Required task ▸ Go through the entries below and copy each line containing the word "Pembangunan".

Records for this exercise ▸
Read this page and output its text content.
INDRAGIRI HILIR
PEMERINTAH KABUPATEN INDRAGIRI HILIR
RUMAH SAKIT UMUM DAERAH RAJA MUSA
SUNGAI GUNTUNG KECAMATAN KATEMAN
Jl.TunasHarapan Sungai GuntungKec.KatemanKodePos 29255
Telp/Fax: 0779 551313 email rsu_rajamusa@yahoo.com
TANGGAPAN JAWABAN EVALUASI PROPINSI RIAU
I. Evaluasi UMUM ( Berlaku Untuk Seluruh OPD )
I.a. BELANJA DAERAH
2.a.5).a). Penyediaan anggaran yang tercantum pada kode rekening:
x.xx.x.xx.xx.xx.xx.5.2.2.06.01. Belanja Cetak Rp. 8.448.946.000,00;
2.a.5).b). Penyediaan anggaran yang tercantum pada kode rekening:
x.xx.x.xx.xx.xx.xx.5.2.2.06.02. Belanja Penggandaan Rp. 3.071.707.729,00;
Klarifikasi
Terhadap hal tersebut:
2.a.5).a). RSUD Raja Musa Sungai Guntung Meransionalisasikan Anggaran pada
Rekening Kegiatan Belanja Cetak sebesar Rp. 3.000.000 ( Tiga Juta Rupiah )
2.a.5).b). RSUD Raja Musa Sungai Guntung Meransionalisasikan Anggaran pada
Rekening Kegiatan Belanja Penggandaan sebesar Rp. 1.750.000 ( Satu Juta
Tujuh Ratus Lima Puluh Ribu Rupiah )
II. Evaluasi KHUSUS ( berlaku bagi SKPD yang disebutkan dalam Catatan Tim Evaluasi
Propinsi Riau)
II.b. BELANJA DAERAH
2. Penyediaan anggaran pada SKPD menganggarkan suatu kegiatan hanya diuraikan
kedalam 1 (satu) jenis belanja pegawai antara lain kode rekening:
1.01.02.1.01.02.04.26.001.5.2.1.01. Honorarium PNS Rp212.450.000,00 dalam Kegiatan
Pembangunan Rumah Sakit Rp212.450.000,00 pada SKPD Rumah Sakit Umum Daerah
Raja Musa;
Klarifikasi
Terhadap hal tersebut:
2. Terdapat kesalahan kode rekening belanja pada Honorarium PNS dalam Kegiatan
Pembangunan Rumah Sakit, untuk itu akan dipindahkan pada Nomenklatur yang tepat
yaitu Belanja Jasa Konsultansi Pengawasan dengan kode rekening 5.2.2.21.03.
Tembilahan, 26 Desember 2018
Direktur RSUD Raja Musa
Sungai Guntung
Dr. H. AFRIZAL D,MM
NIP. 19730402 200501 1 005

Solution ▸
Pembangunan Rumah Sakit Rp212.450.000,00 pada SKPD Rumah Sakit Umum Daerah
Pembangunan Rumah Sakit, untuk itu akan dipindahkan pada Nomenklatur yang tepat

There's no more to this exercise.